──────── Records provided

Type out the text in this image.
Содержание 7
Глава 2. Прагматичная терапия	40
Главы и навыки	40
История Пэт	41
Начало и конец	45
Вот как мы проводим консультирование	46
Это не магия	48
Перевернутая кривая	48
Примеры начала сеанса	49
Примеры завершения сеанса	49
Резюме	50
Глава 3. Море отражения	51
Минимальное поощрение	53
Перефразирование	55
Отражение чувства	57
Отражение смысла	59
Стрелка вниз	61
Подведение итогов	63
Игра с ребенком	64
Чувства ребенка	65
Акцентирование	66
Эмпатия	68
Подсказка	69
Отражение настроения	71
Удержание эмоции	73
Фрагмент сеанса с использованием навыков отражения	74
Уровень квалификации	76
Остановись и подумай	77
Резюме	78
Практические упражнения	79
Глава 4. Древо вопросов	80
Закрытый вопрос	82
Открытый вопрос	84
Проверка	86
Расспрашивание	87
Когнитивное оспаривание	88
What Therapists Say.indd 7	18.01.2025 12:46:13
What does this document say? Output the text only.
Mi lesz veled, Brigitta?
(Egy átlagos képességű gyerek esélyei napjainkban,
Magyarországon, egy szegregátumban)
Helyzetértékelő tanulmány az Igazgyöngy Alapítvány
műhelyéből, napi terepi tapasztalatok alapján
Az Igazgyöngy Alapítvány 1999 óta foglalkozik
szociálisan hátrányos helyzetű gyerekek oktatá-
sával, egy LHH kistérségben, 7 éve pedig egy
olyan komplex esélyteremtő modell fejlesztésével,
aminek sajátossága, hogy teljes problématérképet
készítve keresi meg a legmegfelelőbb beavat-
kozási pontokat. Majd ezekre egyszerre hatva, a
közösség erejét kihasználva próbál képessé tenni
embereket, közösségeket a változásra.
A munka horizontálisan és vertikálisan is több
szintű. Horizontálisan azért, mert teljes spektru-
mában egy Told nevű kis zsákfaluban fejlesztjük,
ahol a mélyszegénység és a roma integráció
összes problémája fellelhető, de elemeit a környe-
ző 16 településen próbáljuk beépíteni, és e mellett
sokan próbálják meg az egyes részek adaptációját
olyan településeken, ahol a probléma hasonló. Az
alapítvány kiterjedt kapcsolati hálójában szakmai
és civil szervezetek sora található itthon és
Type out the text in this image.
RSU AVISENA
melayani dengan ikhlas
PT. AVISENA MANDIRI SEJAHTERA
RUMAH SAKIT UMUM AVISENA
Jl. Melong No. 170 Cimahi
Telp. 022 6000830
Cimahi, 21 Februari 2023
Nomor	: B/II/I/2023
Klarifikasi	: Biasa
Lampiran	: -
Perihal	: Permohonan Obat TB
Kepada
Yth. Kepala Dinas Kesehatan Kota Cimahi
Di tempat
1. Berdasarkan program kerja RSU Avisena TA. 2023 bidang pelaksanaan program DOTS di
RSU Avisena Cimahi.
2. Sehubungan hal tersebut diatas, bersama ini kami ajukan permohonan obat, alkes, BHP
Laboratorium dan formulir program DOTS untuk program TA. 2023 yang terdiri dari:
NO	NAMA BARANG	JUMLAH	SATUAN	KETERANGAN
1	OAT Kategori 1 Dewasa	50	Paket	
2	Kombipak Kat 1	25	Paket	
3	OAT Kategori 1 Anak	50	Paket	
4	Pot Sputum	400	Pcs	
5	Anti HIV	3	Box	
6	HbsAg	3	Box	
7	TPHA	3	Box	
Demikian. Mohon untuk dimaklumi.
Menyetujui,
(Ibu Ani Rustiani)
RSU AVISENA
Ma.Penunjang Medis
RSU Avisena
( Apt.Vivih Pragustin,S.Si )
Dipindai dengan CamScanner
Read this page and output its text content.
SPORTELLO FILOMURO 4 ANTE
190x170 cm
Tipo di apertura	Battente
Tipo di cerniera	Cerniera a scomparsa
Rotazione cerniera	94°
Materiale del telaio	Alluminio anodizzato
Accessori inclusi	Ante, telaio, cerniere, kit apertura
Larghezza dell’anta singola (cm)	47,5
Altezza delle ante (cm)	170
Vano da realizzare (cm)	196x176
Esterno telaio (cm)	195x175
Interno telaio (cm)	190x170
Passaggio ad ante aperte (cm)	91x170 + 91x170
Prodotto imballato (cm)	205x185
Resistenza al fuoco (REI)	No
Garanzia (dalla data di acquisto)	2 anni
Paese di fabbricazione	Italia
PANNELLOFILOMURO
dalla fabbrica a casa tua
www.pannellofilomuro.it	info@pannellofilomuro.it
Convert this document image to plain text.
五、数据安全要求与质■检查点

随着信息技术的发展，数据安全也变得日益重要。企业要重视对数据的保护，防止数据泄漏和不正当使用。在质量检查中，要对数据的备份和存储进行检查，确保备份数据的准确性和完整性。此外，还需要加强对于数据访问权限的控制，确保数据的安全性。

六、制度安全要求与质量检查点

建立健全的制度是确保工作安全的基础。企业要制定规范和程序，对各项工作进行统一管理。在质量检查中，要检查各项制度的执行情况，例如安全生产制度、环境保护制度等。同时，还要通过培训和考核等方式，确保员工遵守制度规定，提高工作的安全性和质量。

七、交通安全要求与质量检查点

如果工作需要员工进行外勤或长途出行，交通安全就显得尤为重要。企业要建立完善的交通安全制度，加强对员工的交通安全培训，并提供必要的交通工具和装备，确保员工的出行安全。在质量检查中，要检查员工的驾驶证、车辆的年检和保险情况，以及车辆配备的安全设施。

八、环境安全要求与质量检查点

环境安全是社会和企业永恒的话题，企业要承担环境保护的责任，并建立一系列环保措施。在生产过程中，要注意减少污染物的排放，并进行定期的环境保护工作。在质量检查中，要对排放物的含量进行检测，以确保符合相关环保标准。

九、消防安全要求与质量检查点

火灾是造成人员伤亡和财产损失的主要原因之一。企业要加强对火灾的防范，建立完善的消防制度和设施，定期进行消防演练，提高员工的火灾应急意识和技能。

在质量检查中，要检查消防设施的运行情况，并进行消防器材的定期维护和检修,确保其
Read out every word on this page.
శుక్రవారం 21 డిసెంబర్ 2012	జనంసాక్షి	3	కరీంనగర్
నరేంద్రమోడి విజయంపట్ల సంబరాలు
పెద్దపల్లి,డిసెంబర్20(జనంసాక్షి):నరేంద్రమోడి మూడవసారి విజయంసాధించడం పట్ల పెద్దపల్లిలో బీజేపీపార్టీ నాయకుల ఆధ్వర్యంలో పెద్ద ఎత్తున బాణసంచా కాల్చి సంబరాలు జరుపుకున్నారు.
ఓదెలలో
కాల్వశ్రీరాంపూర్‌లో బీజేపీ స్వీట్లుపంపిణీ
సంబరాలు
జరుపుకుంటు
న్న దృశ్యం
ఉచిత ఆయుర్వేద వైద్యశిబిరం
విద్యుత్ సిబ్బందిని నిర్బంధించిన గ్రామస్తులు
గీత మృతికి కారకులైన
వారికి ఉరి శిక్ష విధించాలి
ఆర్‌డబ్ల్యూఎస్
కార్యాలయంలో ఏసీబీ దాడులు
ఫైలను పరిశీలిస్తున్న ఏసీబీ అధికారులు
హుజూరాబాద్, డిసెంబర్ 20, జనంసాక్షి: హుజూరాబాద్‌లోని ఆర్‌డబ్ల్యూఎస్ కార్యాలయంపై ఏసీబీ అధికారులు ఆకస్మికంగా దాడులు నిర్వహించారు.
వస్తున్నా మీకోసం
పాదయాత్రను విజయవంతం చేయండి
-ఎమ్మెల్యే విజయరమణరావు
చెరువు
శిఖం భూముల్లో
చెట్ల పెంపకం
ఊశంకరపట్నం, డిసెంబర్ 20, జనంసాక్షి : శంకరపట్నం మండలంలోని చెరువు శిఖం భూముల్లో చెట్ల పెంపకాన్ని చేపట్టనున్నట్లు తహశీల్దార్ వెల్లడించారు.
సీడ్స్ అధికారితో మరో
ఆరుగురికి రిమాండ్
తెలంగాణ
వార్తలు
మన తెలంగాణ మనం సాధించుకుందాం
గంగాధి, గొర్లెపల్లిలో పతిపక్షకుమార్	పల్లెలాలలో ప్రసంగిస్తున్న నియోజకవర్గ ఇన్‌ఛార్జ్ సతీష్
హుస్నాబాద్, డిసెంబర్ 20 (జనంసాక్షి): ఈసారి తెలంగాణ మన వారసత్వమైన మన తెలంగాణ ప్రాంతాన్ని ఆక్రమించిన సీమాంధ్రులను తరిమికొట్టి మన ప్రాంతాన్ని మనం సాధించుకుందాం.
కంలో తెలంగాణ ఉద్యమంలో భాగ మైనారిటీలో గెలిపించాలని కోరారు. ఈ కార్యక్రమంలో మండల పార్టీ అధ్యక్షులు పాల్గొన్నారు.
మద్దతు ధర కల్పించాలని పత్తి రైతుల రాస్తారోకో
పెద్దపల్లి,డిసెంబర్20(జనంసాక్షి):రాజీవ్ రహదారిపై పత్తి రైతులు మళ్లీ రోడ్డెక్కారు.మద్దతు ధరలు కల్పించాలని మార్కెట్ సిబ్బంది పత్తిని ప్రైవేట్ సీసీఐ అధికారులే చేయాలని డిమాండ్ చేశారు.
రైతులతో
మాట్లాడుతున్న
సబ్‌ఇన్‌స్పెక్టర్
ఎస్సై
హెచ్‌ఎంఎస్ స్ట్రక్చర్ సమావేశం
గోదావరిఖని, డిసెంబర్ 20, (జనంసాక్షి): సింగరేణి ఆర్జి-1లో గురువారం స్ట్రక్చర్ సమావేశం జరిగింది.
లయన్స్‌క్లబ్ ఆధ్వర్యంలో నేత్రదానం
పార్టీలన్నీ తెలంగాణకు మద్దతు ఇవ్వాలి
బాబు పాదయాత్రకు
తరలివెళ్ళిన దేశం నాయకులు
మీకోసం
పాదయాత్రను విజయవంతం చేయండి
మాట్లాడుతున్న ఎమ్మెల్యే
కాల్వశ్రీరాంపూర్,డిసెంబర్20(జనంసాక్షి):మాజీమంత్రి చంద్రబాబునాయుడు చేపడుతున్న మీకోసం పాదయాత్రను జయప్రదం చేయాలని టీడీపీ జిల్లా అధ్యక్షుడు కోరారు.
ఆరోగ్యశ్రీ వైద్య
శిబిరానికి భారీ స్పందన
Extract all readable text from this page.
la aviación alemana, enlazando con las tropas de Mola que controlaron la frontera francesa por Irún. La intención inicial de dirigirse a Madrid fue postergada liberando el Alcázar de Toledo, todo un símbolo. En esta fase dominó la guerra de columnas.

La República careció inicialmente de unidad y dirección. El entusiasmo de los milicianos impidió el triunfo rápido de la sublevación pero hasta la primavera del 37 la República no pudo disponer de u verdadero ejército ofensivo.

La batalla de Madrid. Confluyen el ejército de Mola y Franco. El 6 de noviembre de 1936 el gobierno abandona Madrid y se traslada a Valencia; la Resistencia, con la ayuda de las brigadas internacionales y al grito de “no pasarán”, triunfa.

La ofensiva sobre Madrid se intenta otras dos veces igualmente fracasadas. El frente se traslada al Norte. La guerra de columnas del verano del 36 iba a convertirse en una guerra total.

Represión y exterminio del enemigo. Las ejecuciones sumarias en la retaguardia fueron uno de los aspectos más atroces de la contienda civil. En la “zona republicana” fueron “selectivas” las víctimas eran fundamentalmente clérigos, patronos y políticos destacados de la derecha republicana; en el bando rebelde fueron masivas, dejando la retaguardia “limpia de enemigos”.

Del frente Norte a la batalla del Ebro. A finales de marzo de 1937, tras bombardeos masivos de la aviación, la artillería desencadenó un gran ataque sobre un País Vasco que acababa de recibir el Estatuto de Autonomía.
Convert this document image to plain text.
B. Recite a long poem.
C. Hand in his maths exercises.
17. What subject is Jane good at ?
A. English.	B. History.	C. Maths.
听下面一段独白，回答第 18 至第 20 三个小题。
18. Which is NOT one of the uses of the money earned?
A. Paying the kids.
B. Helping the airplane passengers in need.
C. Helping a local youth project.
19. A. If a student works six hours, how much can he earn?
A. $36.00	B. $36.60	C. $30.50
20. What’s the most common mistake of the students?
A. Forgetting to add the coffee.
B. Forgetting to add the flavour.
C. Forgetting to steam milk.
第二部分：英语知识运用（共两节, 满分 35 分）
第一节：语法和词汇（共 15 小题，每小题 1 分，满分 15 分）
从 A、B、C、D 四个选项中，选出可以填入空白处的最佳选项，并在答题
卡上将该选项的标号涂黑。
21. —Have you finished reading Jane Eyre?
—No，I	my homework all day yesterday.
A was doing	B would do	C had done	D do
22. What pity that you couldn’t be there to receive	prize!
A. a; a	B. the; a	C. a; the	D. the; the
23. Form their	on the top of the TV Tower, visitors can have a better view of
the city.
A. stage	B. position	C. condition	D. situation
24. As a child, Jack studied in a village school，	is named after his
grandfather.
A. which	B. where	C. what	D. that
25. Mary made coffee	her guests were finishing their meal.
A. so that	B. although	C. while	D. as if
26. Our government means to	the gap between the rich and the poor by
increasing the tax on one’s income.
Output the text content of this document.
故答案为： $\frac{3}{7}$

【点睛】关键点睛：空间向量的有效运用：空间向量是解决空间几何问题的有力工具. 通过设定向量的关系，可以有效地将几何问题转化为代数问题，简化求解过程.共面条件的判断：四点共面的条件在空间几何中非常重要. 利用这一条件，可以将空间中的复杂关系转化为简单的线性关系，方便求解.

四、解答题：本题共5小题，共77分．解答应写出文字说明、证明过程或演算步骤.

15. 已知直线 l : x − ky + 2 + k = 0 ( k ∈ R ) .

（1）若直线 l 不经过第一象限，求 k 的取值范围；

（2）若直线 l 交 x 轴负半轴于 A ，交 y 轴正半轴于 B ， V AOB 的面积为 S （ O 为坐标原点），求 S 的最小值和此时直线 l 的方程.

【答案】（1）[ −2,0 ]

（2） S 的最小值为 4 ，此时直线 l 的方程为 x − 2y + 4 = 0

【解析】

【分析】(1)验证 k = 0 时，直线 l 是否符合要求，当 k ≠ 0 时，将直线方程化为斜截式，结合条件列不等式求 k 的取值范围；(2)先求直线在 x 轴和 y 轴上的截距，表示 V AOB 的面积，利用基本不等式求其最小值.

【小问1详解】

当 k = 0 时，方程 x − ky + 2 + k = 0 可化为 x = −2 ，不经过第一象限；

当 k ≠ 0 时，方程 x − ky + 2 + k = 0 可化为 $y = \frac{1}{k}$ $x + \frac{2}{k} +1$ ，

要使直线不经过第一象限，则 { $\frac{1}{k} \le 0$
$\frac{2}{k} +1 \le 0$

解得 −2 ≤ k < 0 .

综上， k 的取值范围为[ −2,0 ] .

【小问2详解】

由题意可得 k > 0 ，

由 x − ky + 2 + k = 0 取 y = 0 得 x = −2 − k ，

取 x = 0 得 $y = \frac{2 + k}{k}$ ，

────────────────

*Exercise description:*
Copy out all lines above that include the string "Cimahi".

*Correct result:*
Jl. Melong No. 170 Cimahi
Cimahi, 21 Februari 2023
Yth. Kepala Dinas Kesehatan Kota Cimahi
RSU Avisena Cimahi.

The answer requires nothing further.